■ Directive
Nothing before the line containing "Output a JSON" belongs in the answer; quote that line and all lines after it through the end of the material, word for word.

[Part of a data file]

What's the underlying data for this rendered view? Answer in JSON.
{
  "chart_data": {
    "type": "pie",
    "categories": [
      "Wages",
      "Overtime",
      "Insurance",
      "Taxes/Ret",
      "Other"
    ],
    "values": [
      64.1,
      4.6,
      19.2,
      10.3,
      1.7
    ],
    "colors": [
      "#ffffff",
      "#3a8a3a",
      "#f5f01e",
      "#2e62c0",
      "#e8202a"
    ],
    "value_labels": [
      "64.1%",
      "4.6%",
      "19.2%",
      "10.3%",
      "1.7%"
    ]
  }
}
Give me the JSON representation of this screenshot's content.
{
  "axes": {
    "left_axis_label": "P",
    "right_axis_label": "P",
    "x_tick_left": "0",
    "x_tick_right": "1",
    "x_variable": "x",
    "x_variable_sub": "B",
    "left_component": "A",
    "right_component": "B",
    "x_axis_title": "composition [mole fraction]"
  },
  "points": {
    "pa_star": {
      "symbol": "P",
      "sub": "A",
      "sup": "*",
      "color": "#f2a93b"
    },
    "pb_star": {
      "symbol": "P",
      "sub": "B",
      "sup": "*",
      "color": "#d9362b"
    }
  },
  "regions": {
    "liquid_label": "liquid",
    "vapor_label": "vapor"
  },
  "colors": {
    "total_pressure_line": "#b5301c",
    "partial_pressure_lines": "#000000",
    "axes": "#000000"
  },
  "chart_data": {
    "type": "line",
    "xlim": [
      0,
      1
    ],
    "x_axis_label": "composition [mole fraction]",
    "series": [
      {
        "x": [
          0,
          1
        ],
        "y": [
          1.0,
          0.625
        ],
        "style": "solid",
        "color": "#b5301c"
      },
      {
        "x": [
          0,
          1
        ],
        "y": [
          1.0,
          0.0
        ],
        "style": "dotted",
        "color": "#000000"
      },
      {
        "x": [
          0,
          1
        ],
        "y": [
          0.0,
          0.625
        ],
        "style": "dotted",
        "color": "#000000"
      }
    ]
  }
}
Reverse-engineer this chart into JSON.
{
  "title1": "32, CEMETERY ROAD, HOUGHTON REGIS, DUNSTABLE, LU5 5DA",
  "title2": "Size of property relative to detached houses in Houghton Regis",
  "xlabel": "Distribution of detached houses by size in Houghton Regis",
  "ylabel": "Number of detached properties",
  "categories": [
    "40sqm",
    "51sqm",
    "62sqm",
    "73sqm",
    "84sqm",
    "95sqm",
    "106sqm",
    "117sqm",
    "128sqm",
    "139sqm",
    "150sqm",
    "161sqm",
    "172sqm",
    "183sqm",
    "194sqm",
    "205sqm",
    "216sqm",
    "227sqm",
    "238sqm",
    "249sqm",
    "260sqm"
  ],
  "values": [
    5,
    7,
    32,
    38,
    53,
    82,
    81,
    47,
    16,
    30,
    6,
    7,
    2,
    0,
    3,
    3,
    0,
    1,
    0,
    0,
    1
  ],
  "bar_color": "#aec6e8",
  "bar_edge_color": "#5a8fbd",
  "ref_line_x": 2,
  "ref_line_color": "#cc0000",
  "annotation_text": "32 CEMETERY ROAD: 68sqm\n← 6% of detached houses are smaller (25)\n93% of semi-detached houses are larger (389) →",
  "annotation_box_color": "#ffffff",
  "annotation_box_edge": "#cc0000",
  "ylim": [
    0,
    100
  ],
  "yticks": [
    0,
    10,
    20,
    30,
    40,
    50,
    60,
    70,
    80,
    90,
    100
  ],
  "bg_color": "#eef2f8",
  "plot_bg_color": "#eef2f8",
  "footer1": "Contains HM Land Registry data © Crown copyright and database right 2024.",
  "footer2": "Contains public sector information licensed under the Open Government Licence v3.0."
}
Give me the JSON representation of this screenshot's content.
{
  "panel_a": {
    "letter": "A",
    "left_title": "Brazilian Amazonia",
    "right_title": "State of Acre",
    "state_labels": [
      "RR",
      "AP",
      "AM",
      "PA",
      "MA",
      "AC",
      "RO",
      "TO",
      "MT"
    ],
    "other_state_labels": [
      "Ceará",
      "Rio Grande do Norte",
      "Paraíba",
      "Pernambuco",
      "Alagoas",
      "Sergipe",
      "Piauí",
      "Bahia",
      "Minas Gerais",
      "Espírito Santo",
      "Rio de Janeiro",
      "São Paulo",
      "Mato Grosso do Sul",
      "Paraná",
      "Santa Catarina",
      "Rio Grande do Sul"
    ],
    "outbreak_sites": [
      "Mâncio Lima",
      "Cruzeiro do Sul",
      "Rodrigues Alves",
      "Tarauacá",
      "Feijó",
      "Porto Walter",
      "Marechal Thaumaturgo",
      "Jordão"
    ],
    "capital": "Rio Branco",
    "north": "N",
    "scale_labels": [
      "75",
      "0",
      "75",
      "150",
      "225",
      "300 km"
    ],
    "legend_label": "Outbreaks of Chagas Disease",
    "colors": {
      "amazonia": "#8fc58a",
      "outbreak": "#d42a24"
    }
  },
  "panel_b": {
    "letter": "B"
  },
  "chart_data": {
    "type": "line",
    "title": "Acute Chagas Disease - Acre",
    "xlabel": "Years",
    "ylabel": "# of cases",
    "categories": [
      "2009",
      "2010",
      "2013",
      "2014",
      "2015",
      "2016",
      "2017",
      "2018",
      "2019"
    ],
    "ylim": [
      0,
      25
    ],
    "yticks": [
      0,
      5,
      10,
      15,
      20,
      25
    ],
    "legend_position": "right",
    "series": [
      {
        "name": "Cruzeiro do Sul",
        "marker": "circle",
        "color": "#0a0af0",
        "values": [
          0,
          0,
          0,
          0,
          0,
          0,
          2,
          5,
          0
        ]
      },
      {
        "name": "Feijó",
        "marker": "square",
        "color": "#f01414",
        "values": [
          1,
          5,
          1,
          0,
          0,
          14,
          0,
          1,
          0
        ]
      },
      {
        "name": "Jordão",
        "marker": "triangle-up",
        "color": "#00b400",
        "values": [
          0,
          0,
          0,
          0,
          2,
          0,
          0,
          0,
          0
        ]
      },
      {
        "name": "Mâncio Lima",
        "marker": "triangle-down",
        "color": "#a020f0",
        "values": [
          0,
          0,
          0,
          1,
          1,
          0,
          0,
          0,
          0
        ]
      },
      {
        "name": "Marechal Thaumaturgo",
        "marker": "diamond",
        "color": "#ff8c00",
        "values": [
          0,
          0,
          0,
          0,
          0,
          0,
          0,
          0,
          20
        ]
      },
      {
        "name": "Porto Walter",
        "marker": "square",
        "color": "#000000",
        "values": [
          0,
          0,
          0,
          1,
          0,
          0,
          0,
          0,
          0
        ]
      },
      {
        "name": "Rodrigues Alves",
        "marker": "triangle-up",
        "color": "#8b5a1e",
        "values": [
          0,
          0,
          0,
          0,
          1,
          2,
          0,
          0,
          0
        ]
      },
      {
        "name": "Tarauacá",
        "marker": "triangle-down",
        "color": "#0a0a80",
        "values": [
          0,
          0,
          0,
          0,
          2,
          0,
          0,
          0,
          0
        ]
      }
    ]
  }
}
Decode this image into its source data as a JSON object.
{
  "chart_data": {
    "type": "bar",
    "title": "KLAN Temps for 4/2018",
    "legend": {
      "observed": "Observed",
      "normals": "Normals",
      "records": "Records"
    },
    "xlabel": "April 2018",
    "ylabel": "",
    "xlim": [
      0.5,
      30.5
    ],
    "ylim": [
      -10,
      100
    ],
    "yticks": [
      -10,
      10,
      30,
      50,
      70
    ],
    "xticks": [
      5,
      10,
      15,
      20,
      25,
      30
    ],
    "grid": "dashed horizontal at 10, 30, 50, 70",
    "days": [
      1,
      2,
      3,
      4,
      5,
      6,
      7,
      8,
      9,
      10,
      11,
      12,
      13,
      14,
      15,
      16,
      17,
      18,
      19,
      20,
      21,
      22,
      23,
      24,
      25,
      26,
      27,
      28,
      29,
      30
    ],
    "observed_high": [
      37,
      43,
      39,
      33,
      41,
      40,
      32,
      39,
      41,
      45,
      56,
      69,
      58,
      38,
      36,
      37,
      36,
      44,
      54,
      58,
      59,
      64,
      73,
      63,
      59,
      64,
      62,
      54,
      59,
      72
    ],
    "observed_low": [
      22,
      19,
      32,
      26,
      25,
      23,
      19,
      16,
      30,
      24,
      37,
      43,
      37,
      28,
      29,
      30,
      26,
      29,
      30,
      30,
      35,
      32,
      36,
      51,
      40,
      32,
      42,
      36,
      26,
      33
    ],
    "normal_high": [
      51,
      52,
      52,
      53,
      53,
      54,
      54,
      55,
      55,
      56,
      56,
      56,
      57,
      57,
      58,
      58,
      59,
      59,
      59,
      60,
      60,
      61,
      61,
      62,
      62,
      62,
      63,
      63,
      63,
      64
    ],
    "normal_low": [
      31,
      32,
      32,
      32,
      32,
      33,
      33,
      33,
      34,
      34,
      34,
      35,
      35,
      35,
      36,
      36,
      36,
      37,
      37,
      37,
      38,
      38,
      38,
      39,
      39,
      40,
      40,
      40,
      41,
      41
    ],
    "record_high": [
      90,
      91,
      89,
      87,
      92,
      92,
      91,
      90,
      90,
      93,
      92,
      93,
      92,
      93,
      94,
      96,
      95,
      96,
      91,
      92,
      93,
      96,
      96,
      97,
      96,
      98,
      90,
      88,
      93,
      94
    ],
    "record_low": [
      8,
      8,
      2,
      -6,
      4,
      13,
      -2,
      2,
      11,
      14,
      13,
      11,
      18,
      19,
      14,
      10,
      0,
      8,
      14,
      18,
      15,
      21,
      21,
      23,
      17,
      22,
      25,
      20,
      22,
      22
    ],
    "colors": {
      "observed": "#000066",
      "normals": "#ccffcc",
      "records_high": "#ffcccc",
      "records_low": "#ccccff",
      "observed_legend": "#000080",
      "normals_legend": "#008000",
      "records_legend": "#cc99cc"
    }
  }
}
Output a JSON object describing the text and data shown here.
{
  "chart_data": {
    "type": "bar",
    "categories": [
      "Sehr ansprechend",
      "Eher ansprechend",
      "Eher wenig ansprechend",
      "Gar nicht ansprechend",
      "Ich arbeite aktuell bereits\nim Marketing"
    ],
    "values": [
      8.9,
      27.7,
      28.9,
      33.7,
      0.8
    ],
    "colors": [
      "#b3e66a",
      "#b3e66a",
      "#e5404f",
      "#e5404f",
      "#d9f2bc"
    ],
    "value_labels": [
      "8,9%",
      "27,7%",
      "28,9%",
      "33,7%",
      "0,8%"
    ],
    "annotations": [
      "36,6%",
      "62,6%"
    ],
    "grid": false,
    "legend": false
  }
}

■ Written response
Output a JSON object describing the text and data shown here.
{
  "chart_data": {
    "type": "bar",
    "categories": [
      "Sehr ansprechend",
      "Eher ansprechend",
      "Eher wenig ansprechend",
      "Gar nicht ansprechend",
      "Ich arbeite aktuell bereits\nim Marketing"
    ],
    "values": [
      8.9,
      27.7,
      28.9,
      33.7,
      0.8
    ],
    "colors": [
      "#b3e66a",
      "#b3e66a",
      "#e5404f",
      "#e5404f",
      "#d9f2bc"
    ],
    "value_labels": [
      "8,9%",
      "27,7%",
      "28,9%",
      "33,7%",
      "0,8%"
    ],
    "annotations": [
      "36,6%",
      "62,6%"
    ],
    "grid": false,
    "legend": false
  }
}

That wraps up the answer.